## Data rows
:::::

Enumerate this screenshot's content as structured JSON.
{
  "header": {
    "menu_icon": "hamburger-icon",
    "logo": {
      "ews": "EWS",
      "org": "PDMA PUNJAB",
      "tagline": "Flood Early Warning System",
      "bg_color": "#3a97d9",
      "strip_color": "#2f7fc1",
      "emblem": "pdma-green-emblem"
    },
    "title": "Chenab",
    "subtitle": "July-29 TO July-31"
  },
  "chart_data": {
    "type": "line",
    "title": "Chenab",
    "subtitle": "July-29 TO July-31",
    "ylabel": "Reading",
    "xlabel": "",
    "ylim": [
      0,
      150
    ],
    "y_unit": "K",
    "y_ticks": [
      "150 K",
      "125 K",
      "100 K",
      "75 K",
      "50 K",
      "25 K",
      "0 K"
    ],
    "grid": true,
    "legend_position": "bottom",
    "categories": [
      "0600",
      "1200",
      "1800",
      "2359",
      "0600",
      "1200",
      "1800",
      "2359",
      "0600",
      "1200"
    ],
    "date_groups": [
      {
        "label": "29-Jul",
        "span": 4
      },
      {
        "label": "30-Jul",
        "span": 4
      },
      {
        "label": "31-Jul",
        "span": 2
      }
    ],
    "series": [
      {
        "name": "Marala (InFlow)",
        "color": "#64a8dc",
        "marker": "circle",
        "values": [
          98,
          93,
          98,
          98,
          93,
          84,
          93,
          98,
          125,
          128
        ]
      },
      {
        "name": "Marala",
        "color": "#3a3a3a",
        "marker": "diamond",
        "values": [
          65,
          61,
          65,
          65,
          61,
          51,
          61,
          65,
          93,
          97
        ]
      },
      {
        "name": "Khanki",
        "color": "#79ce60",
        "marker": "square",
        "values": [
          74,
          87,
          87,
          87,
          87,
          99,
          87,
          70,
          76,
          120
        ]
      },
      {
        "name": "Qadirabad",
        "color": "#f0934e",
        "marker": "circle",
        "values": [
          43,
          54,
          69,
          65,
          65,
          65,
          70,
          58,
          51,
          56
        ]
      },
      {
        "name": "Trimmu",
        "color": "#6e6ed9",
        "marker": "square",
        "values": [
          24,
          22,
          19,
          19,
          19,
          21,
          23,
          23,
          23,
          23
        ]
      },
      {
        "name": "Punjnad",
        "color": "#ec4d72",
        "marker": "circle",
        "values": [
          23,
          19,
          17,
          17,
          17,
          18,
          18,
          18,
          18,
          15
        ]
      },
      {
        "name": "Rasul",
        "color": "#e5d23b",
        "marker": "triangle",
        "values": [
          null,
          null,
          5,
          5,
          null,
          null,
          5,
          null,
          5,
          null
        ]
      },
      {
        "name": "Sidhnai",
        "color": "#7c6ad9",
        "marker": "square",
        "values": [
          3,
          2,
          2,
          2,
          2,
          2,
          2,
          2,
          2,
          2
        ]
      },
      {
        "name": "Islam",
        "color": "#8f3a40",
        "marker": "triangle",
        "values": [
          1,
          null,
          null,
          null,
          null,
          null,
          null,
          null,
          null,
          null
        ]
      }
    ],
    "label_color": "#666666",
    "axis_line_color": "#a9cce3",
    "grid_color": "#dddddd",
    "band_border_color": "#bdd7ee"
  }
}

:::::

## Required work
Count the lines of the data that contain the string "July", and reply with that number alone.

## Answer to this exercise
2